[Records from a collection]
******************************

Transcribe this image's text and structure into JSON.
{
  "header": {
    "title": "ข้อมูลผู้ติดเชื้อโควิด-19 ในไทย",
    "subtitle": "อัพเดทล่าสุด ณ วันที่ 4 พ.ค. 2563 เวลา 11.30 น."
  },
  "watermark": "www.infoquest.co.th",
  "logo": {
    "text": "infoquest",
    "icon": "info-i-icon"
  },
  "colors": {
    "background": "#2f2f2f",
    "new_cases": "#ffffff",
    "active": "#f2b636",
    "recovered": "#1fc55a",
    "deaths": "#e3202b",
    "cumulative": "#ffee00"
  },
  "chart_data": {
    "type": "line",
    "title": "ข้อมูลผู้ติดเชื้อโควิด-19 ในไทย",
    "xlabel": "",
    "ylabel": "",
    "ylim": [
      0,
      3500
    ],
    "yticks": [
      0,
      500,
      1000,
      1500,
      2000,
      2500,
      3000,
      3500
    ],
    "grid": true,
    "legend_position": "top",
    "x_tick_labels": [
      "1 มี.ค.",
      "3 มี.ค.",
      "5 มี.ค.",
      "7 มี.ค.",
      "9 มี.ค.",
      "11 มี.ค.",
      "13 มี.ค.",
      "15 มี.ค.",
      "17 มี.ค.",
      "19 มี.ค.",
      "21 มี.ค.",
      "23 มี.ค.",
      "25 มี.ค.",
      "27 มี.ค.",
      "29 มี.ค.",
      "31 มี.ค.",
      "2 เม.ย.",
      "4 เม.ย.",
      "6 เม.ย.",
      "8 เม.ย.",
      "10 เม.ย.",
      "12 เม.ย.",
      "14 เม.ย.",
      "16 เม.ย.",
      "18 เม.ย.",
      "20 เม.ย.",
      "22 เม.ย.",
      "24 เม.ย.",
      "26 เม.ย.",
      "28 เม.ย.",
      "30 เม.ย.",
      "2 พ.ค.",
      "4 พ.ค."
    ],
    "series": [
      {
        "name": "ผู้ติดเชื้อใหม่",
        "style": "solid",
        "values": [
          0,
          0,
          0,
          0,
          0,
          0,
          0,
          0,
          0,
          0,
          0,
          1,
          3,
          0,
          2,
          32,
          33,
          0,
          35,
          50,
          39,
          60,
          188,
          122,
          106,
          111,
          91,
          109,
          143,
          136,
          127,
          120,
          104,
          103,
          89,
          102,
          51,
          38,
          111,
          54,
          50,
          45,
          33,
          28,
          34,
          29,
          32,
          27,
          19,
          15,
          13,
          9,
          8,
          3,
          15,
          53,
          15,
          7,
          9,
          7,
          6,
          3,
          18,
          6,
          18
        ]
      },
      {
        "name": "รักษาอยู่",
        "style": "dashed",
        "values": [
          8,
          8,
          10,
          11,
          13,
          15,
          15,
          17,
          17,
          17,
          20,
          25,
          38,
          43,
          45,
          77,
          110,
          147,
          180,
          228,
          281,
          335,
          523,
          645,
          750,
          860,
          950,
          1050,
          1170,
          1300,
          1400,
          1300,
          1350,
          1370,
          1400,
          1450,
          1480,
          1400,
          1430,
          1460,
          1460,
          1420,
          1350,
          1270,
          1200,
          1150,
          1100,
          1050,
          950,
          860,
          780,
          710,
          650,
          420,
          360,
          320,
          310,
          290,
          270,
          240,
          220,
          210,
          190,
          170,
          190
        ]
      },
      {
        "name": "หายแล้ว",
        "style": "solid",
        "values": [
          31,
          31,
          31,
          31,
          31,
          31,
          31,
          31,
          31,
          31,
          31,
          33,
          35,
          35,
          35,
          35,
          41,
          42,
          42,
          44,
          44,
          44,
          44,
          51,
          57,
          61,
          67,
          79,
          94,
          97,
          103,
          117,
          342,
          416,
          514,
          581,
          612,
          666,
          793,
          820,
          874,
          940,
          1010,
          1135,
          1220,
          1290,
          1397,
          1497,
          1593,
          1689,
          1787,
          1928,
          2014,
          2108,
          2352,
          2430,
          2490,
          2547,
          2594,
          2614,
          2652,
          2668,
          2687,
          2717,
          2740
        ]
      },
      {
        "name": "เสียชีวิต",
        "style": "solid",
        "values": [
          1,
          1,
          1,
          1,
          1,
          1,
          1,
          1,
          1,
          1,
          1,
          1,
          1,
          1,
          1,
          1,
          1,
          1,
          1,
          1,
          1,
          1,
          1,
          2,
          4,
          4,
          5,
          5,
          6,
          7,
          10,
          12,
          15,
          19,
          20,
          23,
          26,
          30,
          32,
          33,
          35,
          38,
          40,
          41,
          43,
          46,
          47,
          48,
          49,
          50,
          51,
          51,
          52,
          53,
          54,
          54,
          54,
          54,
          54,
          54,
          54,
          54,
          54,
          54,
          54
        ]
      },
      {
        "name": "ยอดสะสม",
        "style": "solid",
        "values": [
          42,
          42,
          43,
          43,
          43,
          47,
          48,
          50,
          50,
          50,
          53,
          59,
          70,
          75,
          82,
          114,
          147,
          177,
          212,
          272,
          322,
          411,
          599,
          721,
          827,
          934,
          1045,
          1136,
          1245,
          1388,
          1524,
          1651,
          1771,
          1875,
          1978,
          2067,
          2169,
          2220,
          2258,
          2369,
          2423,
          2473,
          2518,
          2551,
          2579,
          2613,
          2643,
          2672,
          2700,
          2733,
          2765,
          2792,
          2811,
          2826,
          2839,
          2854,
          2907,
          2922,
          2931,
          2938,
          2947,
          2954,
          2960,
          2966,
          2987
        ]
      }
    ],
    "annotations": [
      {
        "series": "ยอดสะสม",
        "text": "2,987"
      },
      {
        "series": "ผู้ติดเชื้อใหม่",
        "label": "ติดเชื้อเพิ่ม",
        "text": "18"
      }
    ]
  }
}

******************************

Set problem
All of the material must be reproduced exactly.

The reply
Transcribe this image's text and structure into JSON.
{
  "header": {
    "title": "ข้อมูลผู้ติดเชื้อโควิด-19 ในไทย",
    "subtitle": "อัพเดทล่าสุด ณ วันที่ 4 พ.ค. 2563 เวลา 11.30 น."
  },
  "watermark": "www.infoquest.co.th",
  "logo": {
    "text": "infoquest",
    "icon": "info-i-icon"
  },
  "colors": {
    "background": "#2f2f2f",
    "new_cases": "#ffffff",
    "active": "#f2b636",
    "recovered": "#1fc55a",
    "deaths": "#e3202b",
    "cumulative": "#ffee00"
  },
  "chart_data": {
    "type": "line",
    "title": "ข้อมูลผู้ติดเชื้อโควิด-19 ในไทย",
    "xlabel": "",
    "ylabel": "",
    "ylim": [
      0,
      3500
    ],
    "yticks": [
      0,
      500,
      1000,
      1500,
      2000,
      2500,
      3000,
      3500
    ],
    "grid": true,
    "legend_position": "top",
    "x_tick_labels": [
      "1 มี.ค.",
      "3 มี.ค.",
      "5 มี.ค.",
      "7 มี.ค.",
      "9 มี.ค.",
      "11 มี.ค.",
      "13 มี.ค.",
      "15 มี.ค.",
      "17 มี.ค.",
      "19 มี.ค.",
      "21 มี.ค.",
      "23 มี.ค.",
      "25 มี.ค.",
      "27 มี.ค.",
      "29 มี.ค.",
      "31 มี.ค.",
      "2 เม.ย.",
      "4 เม.ย.",
      "6 เม.ย.",
      "8 เม.ย.",
      "10 เม.ย.",
      "12 เม.ย.",
      "14 เม.ย.",
      "16 เม.ย.",
      "18 เม.ย.",
      "20 เม.ย.",
      "22 เม.ย.",
      "24 เม.ย.",
      "26 เม.ย.",
      "28 เม.ย.",
      "30 เม.ย.",
      "2 พ.ค.",
      "4 พ.ค."
    ],
    "series": [
      {
        "name": "ผู้ติดเชื้อใหม่",
        "style": "solid",
        "values": [
          0,
          0,
          0,
          0,
          0,
          0,
          0,
          0,
          0,
          0,
          0,
          1,
          3,
          0,
          2,
          32,
          33,
          0,
          35,
          50,
          39,
          60,
          188,
          122,
          106,
          111,
          91,
          109,
          143,
          136,
          127,
          120,
          104,
          103,
          89,
          102,
          51,
          38,
          111,
          54,
          50,
          45,
          33,
          28,
          34,
          29,
          32,
          27,
          19,
          15,
          13,
          9,
          8,
          3,
          15,
          53,
          15,
          7,
          9,
          7,
          6,
          3,
          18,
          6,
          18
        ]
      },
      {
        "name": "รักษาอยู่",
        "style": "dashed",
        "values": [
          8,
          8,
          10,
          11,
          13,
          15,
          15,
          17,
          17,
          17,
          20,
          25,
          38,
          43,
          45,
          77,
          110,
          147,
          180,
          228,
          281,
          335,
          523,
          645,
          750,
          860,
          950,
          1050,
          1170,
          1300,
          1400,
          1300,
          1350,
          1370,
          1400,
          1450,
          1480,
          1400,
          1430,
          1460,
          1460,
          1420,
          1350,
          1270,
          1200,
          1150,
          1100,
          1050,
          950,
          860,
          780,
          710,
          650,
          420,
          360,
          320,
          310,
          290,
          270,
          240,
          220,
          210,
          190,
          170,
          190
        ]
      },
      {
        "name": "หายแล้ว",
        "style": "solid",
        "values": [
          31,
          31,
          31,
          31,
          31,
          31,
          31,
          31,
          31,
          31,
          31,
          33,
          35,
          35,
          35,
          35,
          41,
          42,
          42,
          44,
          44,
          44,
          44,
          51,
          57,
          61,
          67,
          79,
          94,
          97,
          103,
          117,
          342,
          416,
          514,
          581,
          612,
          666,
          793,
          820,
          874,
          940,
          1010,
          1135,
          1220,
          1290,
          1397,
          1497,
          1593,
          1689,
          1787,
          1928,
          2014,
          2108,
          2352,
          2430,
          2490,
          2547,
          2594,
          2614,
          2652,
          2668,
          2687,
          2717,
          2740
        ]
      },
      {
        "name": "เสียชีวิต",
        "style": "solid",
        "values": [
          1,
          1,
          1,
          1,
          1,
          1,
          1,
          1,
          1,
          1,
          1,
          1,
          1,
          1,
          1,
          1,
          1,
          1,
          1,
          1,
          1,
          1,
          1,
          2,
          4,
          4,
          5,
          5,
          6,
          7,
          10,
          12,
          15,
          19,
          20,
          23,
          26,
          30,
          32,
          33,
          35,
          38,
          40,
          41,
          43,
          46,
          47,
          48,
          49,
          50,
          51,
          51,
          52,
          53,
          54,
          54,
          54,
          54,
          54,
          54,
          54,
          54,
          54,
          54,
          54
        ]
      },
      {
        "name": "ยอดสะสม",
        "style": "solid",
        "values": [
          42,
          42,
          43,
          43,
          43,
          47,
          48,
          50,
          50,
          50,
          53,
          59,
          70,
          75,
          82,
          114,
          147,
          177,
          212,
          272,
          322,
          411,
          599,
          721,
          827,
          934,
          1045,
          1136,
          1245,
          1388,
          1524,
          1651,
          1771,
          1875,
          1978,
          2067,
          2169,
          2220,
          2258,
          2369,
          2423,
          2473,
          2518,
          2551,
          2579,
          2613,
          2643,
          2672,
          2700,
          2733,
          2765,
          2792,
          2811,
          2826,
          2839,
          2854,
          2907,
          2922,
          2931,
          2938,
          2947,
          2954,
          2960,
          2966,
          2987
        ]
      }
    ],
    "annotations": [
      {
        "series": "ยอดสะสม",
        "text": "2,987"
      },
      {
        "series": "ผู้ติดเชื้อใหม่",
        "label": "ติดเชื้อเพิ่ม",
        "text": "18"
      }
    ]
  }
}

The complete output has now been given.